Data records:
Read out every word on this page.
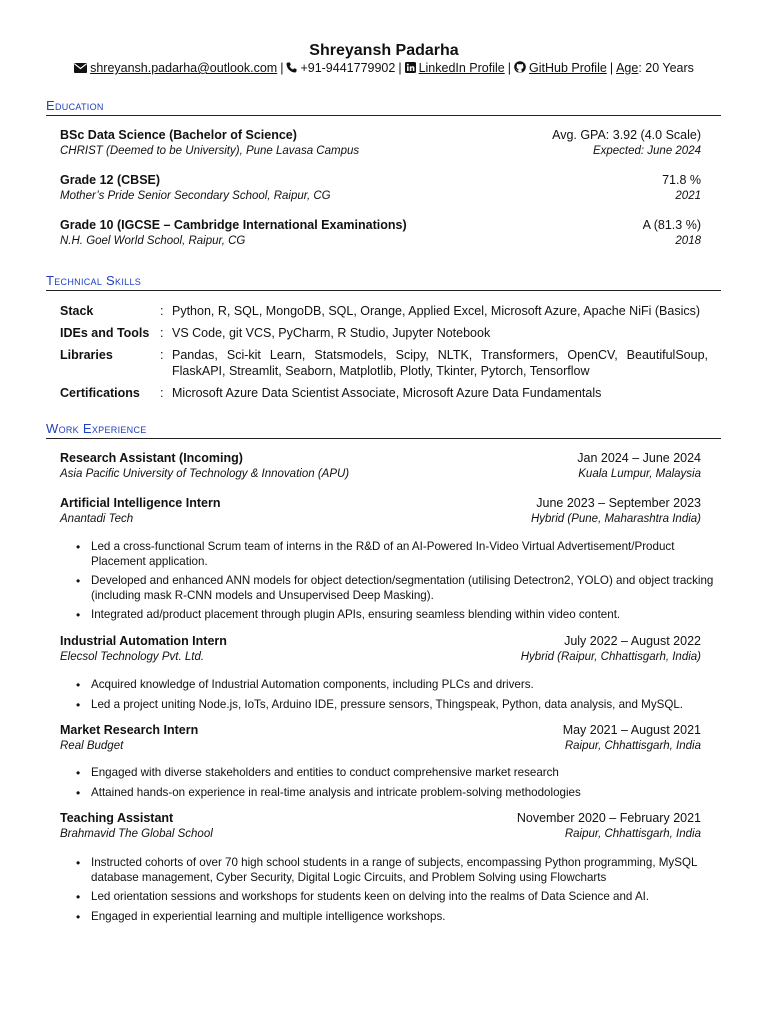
Shreyansh Padarha
shreyansh.padarha@outlook.com | +91-9441779902 | LinkedIn Profile | GitHub Profile | Age: 20 Years
Education
BSc Data Science (Bachelor of Science)	Avg. GPA: 3.92 (4.0 Scale)
CHRIST (Deemed to be University), Pune Lavasa Campus	Expected: June 2024
Grade 12 (CBSE)	71.8 %
Mother’s Pride Senior Secondary School, Raipur, CG	2021
Grade 10 (IGCSE – Cambridge International Examinations)	A (81.3 %)
N.H. Goel World School, Raipur, CG	2018
Technical Skills
Stack	: Python, R, SQL, MongoDB, SQL, Orange, Applied Excel, Microsoft Azure, Apache NiFi (Basics)
IDEs and Tools : VS Code, git VCS, PyCharm, R Studio, Jupyter Notebook
Libraries	: Pandas, Sci-kit Learn, Statsmodels, Scipy, NLTK, Transformers, OpenCV, BeautifulSoup, FlaskAPI, Streamlit, Seaborn, Matplotlib, Plotly, Tkinter, Pytorch, Tensorflow
Certifications	: Microsoft Azure Data Scientist Associate, Microsoft Azure Data Fundamentals
Work Experience
Research Assistant (Incoming)	Jan 2024 – June 2024
Asia Pacific University of Technology & Innovation (APU)	Kuala Lumpur, Malaysia
Artificial Intelligence Intern	June 2023 – September 2023
Anantadi Tech	Hybrid (Pune, Maharashtra India)
• Led a cross-functional Scrum team of interns in the R&D of an AI-Powered In-Video Virtual Advertisement/Product Placement application.
• Developed and enhanced ANN models for object detection/segmentation (utilising Detectron2, YOLO) and object tracking (including mask R-CNN models and Unsupervised Deep Masking).
• Integrated ad/product placement through plugin APIs, ensuring seamless blending within video content.
Industrial Automation Intern	July 2022 – August 2022
Elecsol Technology Pvt. Ltd.	Hybrid (Raipur, Chhattisgarh, India)
• Acquired knowledge of Industrial Automation components, including PLCs and drivers.
• Led a project uniting Node.js, IoTs, Arduino IDE, pressure sensors, Thingspeak, Python, data analysis, and MySQL.
Market Research Intern	May 2021 – August 2021
Real Budget	Raipur, Chhattisgarh, India
• Engaged with diverse stakeholders and entities to conduct comprehensive market research
• Attained hands-on experience in real-time analysis and intricate problem-solving methodologies
Teaching Assistant	November 2020 – February 2021
Brahmavid The Global School	Raipur, Chhattisgarh, India
• Instructed cohorts of over 70 high school students in a range of subjects, encompassing Python programming, MySQL database management, Cyber Security, Digital Logic Circuits, and Problem Solving using Flowcharts
• Led orientation sessions and workshops for students keen on delving into the realms of Data Science and AI.
• Engaged in experiential learning and multiple intelligence workshops.
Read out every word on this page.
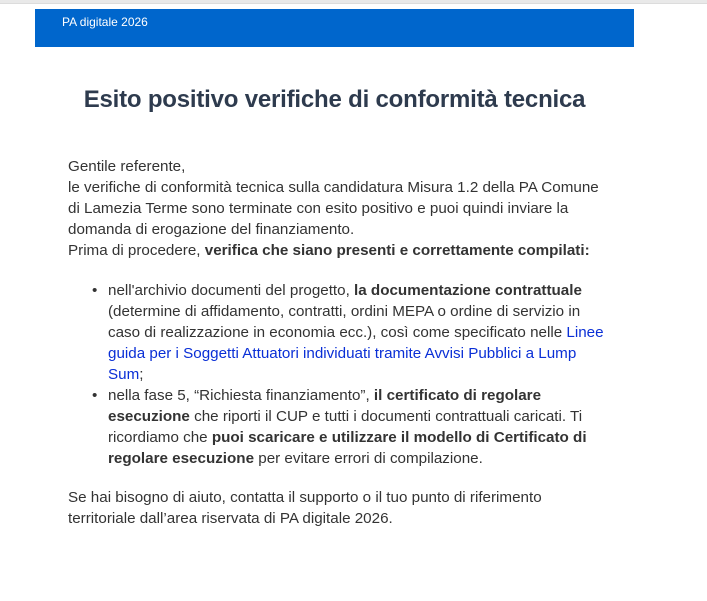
PA digitale 2026
Esito positivo verifiche di conformità tecnica

Gentile referente,

le verifiche di conformità tecnica sulla candidatura Misura 1.2 della PA Comune di Lamezia Terme sono terminate con esito positivo e puoi quindi inviare la domanda di erogazione del finanziamento.

Prima di procedere, verifica che siano presenti e correttamente compilati:

• nell'archivio documenti del progetto, la documentazione contrattuale (determine di affidamento, contratti, ordini MEPA o ordine di servizio in caso di realizzazione in economia ecc.), così come specificato nelle Linee guida per i Soggetti Attuatori individuati tramite Avvisi Pubblici a Lump Sum;
• nella fase 5, “Richiesta finanziamento”, il certificato di regolare esecuzione che riporti il CUP e tutti i documenti contrattuali caricati. Ti ricordiamo che puoi scaricare e utilizzare il modello di Certificato di regolare esecuzione per evitare errori di compilazione.

Se hai bisogno di aiuto, contatta il supporto o il tuo punto di riferimento territoriale dall’area riservata di PA digitale 2026.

Exercise
Images should not appear in the copy; retype the listing above exactly.

Result of the exercise
Read out every word on this page.
Shreyansh Padarha
shreyansh.padarha@outlook.com | +91-9441779902 | LinkedIn Profile | GitHub Profile | Age: 20 Years
Education
BSc Data Science (Bachelor of Science)	Avg. GPA: 3.92 (4.0 Scale)
CHRIST (Deemed to be University), Pune Lavasa Campus	Expected: June 2024
Grade 12 (CBSE)	71.8 %
Mother’s Pride Senior Secondary School, Raipur, CG	2021
Grade 10 (IGCSE – Cambridge International Examinations)	A (81.3 %)
N.H. Goel World School, Raipur, CG	2018
Technical Skills
Stack	: Python, R, SQL, MongoDB, SQL, Orange, Applied Excel, Microsoft Azure, Apache NiFi (Basics)
IDEs and Tools : VS Code, git VCS, PyCharm, R Studio, Jupyter Notebook
Libraries	: Pandas, Sci-kit Learn, Statsmodels, Scipy, NLTK, Transformers, OpenCV, BeautifulSoup, FlaskAPI, Streamlit, Seaborn, Matplotlib, Plotly, Tkinter, Pytorch, Tensorflow
Certifications	: Microsoft Azure Data Scientist Associate, Microsoft Azure Data Fundamentals
Work Experience
Research Assistant (Incoming)	Jan 2024 – June 2024
Asia Pacific University of Technology & Innovation (APU)	Kuala Lumpur, Malaysia
Artificial Intelligence Intern	June 2023 – September 2023
Anantadi Tech	Hybrid (Pune, Maharashtra India)
• Led a cross-functional Scrum team of interns in the R&D of an AI-Powered In-Video Virtual Advertisement/Product Placement application.
• Developed and enhanced ANN models for object detection/segmentation (utilising Detectron2, YOLO) and object tracking (including mask R-CNN models and Unsupervised Deep Masking).
• Integrated ad/product placement through plugin APIs, ensuring seamless blending within video content.
Industrial Automation Intern	July 2022 – August 2022
Elecsol Technology Pvt. Ltd.	Hybrid (Raipur, Chhattisgarh, India)
• Acquired knowledge of Industrial Automation components, including PLCs and drivers.
• Led a project uniting Node.js, IoTs, Arduino IDE, pressure sensors, Thingspeak, Python, data analysis, and MySQL.
Market Research Intern	May 2021 – August 2021
Real Budget	Raipur, Chhattisgarh, India
• Engaged with diverse stakeholders and entities to conduct comprehensive market research
• Attained hands-on experience in real-time analysis and intricate problem-solving methodologies
Teaching Assistant	November 2020 – February 2021
Brahmavid The Global School	Raipur, Chhattisgarh, India
• Instructed cohorts of over 70 high school students in a range of subjects, encompassing Python programming, MySQL database management, Cyber Security, Digital Logic Circuits, and Problem Solving using Flowcharts
• Led orientation sessions and workshops for students keen on delving into the realms of Data Science and AI.
• Engaged in experiential learning and multiple intelligence workshops.
Read out every word on this page.
PA digitale 2026
Esito positivo verifiche di conformità tecnica

Gentile referente,

le verifiche di conformità tecnica sulla candidatura Misura 1.2 della PA Comune di Lamezia Terme sono terminate con esito positivo e puoi quindi inviare la domanda di erogazione del finanziamento.

Prima di procedere, verifica che siano presenti e correttamente compilati:

• nell'archivio documenti del progetto, la documentazione contrattuale (determine di affidamento, contratti, ordini MEPA o ordine di servizio in caso di realizzazione in economia ecc.), così come specificato nelle Linee guida per i Soggetti Attuatori individuati tramite Avvisi Pubblici a Lump Sum;
• nella fase 5, “Richiesta finanziamento”, il certificato di regolare esecuzione che riporti il CUP e tutti i documenti contrattuali caricati. Ti ricordiamo che puoi scaricare e utilizzare il modello di Certificato di regolare esecuzione per evitare errori di compilazione.

Se hai bisogno di aiuto, contatta il supporto o il tuo punto di riferimento territoriale dall’area riservata di PA digitale 2026.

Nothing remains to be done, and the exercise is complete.